Short task. Go through the listing and write out all of it exactly.
----- Source records
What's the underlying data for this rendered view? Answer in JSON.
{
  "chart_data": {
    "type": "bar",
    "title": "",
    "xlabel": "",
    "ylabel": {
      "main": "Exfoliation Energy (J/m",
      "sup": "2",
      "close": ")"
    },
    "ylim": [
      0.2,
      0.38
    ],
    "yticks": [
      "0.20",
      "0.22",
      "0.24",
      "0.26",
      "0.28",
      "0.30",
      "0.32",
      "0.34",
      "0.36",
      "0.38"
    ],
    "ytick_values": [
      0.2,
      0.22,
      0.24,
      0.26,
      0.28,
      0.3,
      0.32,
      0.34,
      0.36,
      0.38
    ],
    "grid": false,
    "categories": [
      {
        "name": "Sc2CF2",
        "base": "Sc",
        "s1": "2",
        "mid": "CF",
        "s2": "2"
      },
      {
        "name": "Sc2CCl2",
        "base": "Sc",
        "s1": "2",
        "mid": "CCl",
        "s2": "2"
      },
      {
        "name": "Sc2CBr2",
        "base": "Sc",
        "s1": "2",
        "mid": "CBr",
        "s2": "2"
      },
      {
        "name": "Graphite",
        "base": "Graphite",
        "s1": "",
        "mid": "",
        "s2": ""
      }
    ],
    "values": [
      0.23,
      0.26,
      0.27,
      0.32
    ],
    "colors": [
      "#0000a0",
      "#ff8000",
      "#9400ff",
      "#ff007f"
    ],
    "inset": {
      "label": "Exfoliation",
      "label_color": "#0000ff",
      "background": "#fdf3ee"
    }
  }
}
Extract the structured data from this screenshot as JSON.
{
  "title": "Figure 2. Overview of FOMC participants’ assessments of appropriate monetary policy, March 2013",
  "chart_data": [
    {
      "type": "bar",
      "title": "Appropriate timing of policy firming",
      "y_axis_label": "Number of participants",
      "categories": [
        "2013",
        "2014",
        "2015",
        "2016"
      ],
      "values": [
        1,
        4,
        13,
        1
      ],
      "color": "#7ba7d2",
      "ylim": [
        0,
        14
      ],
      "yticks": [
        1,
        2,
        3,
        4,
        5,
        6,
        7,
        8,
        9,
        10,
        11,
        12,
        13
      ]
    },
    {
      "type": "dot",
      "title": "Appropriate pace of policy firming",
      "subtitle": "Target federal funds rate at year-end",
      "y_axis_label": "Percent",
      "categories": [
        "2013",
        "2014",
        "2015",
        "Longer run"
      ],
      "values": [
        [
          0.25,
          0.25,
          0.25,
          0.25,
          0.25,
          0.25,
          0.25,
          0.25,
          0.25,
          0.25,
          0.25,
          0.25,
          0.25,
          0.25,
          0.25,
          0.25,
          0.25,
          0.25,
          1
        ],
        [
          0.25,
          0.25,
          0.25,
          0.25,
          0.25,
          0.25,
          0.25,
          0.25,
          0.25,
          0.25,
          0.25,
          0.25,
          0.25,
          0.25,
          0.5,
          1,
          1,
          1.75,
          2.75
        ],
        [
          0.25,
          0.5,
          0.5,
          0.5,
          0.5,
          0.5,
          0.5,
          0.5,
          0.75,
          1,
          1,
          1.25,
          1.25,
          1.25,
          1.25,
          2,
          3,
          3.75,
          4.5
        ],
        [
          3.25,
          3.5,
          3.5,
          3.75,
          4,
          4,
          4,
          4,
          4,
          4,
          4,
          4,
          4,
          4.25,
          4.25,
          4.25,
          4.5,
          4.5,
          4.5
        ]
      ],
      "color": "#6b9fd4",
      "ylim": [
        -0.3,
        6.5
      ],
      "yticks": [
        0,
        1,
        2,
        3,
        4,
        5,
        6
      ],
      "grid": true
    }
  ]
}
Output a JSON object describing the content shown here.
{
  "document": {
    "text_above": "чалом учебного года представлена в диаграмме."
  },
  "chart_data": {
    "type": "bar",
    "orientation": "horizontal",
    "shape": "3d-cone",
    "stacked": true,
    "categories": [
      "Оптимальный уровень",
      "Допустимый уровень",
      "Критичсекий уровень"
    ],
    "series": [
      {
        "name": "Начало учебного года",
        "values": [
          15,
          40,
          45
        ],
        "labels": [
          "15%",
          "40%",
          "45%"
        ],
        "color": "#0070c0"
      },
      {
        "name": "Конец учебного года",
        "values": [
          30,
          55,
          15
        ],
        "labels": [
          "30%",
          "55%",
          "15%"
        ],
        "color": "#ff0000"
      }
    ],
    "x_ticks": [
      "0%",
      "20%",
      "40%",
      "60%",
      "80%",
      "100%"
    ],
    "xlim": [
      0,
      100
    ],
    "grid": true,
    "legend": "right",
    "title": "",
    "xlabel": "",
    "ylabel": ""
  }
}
----------
Right answer.
What's the underlying data for this rendered view? Answer in JSON.
{
  "chart_data": {
    "type": "bar",
    "title": "",
    "xlabel": "",
    "ylabel": {
      "main": "Exfoliation Energy (J/m",
      "sup": "2",
      "close": ")"
    },
    "ylim": [
      0.2,
      0.38
    ],
    "yticks": [
      "0.20",
      "0.22",
      "0.24",
      "0.26",
      "0.28",
      "0.30",
      "0.32",
      "0.34",
      "0.36",
      "0.38"
    ],
    "ytick_values": [
      0.2,
      0.22,
      0.24,
      0.26,
      0.28,
      0.3,
      0.32,
      0.34,
      0.36,
      0.38
    ],
    "grid": false,
    "categories": [
      {
        "name": "Sc2CF2",
        "base": "Sc",
        "s1": "2",
        "mid": "CF",
        "s2": "2"
      },
      {
        "name": "Sc2CCl2",
        "base": "Sc",
        "s1": "2",
        "mid": "CCl",
        "s2": "2"
      },
      {
        "name": "Sc2CBr2",
        "base": "Sc",
        "s1": "2",
        "mid": "CBr",
        "s2": "2"
      },
      {
        "name": "Graphite",
        "base": "Graphite",
        "s1": "",
        "mid": "",
        "s2": ""
      }
    ],
    "values": [
      0.23,
      0.26,
      0.27,
      0.32
    ],
    "colors": [
      "#0000a0",
      "#ff8000",
      "#9400ff",
      "#ff007f"
    ],
    "inset": {
      "label": "Exfoliation",
      "label_color": "#0000ff",
      "background": "#fdf3ee"
    }
  }
}
Extract the structured data from this screenshot as JSON.
{
  "title": "Figure 2. Overview of FOMC participants’ assessments of appropriate monetary policy, March 2013",
  "chart_data": [
    {
      "type": "bar",
      "title": "Appropriate timing of policy firming",
      "y_axis_label": "Number of participants",
      "categories": [
        "2013",
        "2014",
        "2015",
        "2016"
      ],
      "values": [
        1,
        4,
        13,
        1
      ],
      "color": "#7ba7d2",
      "ylim": [
        0,
        14
      ],
      "yticks": [
        1,
        2,
        3,
        4,
        5,
        6,
        7,
        8,
        9,
        10,
        11,
        12,
        13
      ]
    },
    {
      "type": "dot",
      "title": "Appropriate pace of policy firming",
      "subtitle": "Target federal funds rate at year-end",
      "y_axis_label": "Percent",
      "categories": [
        "2013",
        "2014",
        "2015",
        "Longer run"
      ],
      "values": [
        [
          0.25,
          0.25,
          0.25,
          0.25,
          0.25,
          0.25,
          0.25,
          0.25,
          0.25,
          0.25,
          0.25,
          0.25,
          0.25,
          0.25,
          0.25,
          0.25,
          0.25,
          0.25,
          1
        ],
        [
          0.25,
          0.25,
          0.25,
          0.25,
          0.25,
          0.25,
          0.25,
          0.25,
          0.25,
          0.25,
          0.25,
          0.25,
          0.25,
          0.25,
          0.5,
          1,
          1,
          1.75,
          2.75
        ],
        [
          0.25,
          0.5,
          0.5,
          0.5,
          0.5,
          0.5,
          0.5,
          0.5,
          0.75,
          1,
          1,
          1.25,
          1.25,
          1.25,
          1.25,
          2,
          3,
          3.75,
          4.5
        ],
        [
          3.25,
          3.5,
          3.5,
          3.75,
          4,
          4,
          4,
          4,
          4,
          4,
          4,
          4,
          4,
          4.25,
          4.25,
          4.25,
          4.5,
          4.5,
          4.5
        ]
      ],
      "color": "#6b9fd4",
      "ylim": [
        -0.3,
        6.5
      ],
      "yticks": [
        0,
        1,
        2,
        3,
        4,
        5,
        6
      ],
      "grid": true
    }
  ]
}
Output a JSON object describing the content shown here.
{
  "document": {
    "text_above": "чалом учебного года представлена в диаграмме."
  },
  "chart_data": {
    "type": "bar",
    "orientation": "horizontal",
    "shape": "3d-cone",
    "stacked": true,
    "categories": [
      "Оптимальный уровень",
      "Допустимый уровень",
      "Критичсекий уровень"
    ],
    "series": [
      {
        "name": "Начало учебного года",
        "values": [
          15,
          40,
          45
        ],
        "labels": [
          "15%",
          "40%",
          "45%"
        ],
        "color": "#0070c0"
      },
      {
        "name": "Конец учебного года",
        "values": [
          30,
          55,
          15
        ],
        "labels": [
          "30%",
          "55%",
          "15%"
        ],
        "color": "#ff0000"
      }
    ],
    "x_ticks": [
      "0%",
      "20%",
      "40%",
      "60%",
      "80%",
      "100%"
    ],
    "xlim": [
      0,
      100
    ],
    "grid": true,
    "legend": "right",
    "title": "",
    "xlabel": "",
    "ylabel": ""
  }
}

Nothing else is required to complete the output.